Work to complete: Beneath this task is a listing. State how many of its lines include the string "type", giving nothing but the number.

Data lines:
§ §

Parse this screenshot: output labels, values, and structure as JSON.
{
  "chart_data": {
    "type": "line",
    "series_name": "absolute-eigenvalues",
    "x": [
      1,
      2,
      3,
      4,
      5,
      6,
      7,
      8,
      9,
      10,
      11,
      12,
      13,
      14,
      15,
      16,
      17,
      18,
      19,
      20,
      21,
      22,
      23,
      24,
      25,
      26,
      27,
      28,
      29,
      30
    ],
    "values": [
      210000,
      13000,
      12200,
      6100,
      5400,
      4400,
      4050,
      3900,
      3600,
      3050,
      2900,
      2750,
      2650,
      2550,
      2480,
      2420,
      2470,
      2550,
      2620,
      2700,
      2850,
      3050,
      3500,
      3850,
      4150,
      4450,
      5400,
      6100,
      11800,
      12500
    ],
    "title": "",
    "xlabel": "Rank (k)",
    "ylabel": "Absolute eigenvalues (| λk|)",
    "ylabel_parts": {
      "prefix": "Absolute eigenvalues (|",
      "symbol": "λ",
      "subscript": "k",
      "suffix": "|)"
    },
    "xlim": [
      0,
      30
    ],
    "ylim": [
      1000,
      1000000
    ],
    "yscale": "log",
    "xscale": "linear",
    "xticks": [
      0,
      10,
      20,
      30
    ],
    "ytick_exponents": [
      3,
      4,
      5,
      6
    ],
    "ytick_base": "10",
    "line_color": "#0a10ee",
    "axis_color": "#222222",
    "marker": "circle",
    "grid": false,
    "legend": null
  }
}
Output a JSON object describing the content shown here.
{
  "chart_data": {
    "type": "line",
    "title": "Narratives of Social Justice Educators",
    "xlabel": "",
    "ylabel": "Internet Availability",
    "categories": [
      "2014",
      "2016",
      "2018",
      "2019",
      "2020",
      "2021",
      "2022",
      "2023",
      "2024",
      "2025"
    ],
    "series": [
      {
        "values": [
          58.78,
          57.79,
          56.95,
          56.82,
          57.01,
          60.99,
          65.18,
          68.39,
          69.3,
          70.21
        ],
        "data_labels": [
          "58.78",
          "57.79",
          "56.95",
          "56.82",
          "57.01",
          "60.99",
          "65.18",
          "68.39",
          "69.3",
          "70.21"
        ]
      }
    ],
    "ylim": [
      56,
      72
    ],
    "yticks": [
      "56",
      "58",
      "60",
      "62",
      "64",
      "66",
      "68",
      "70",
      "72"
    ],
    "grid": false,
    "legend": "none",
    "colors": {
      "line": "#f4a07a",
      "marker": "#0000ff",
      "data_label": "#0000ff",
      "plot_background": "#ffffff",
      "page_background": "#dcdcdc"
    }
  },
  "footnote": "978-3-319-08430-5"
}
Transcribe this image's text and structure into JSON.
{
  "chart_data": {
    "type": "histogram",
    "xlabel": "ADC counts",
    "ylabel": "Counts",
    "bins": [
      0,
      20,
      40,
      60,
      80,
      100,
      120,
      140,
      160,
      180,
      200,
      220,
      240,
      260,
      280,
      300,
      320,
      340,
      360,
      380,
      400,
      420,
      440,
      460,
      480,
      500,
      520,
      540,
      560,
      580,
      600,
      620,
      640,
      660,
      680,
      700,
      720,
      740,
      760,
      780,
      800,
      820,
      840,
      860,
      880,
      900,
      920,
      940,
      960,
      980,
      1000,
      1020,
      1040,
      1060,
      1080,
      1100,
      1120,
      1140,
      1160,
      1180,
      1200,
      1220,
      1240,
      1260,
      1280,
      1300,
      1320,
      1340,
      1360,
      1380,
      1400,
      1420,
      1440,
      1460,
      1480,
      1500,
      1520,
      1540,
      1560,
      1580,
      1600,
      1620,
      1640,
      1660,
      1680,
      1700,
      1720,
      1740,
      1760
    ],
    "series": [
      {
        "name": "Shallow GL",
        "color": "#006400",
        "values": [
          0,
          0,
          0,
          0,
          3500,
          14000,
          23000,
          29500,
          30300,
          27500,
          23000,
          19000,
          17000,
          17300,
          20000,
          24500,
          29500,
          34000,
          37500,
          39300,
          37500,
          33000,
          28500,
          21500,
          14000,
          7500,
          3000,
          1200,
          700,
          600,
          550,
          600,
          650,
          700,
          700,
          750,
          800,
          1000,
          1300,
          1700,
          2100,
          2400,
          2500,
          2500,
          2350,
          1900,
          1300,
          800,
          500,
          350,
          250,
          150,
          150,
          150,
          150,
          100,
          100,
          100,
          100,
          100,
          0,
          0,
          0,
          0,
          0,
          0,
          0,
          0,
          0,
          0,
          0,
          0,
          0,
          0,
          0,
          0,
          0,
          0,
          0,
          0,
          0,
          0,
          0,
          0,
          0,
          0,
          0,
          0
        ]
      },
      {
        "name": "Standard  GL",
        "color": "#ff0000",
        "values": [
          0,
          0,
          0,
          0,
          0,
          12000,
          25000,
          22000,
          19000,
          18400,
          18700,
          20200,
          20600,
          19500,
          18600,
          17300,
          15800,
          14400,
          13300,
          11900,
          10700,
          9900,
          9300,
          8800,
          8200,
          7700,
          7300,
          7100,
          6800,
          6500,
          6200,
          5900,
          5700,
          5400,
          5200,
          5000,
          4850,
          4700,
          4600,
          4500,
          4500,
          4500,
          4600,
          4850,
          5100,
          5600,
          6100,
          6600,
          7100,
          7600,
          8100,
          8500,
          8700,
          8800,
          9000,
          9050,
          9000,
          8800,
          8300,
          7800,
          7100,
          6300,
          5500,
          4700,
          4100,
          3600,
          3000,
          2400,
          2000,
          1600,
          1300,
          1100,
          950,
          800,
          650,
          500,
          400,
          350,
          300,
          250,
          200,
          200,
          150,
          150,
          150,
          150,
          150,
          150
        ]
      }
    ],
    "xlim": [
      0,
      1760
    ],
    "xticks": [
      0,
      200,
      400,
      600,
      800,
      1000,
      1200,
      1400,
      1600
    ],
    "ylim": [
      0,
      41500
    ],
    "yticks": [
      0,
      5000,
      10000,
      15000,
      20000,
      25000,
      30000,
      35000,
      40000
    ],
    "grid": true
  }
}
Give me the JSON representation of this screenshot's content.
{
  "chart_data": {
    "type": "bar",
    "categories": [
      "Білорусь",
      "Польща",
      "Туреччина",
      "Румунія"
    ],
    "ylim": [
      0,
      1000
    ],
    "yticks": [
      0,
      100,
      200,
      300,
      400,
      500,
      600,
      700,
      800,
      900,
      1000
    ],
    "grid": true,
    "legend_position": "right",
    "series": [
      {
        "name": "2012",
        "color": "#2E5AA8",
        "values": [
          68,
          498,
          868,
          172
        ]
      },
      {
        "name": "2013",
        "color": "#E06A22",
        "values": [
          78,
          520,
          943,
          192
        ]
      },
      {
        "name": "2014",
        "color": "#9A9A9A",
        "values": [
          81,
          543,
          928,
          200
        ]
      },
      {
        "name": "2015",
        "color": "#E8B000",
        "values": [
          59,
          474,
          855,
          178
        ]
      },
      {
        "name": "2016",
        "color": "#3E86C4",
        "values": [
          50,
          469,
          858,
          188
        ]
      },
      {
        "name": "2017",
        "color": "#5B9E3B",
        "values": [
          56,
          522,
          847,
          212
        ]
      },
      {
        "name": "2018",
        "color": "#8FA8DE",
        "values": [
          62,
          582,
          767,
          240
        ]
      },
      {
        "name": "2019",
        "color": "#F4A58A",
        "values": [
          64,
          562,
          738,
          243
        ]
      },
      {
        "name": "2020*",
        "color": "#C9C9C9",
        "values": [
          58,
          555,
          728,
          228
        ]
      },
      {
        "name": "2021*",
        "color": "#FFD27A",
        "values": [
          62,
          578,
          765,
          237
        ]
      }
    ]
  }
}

§ §

Written reply: 4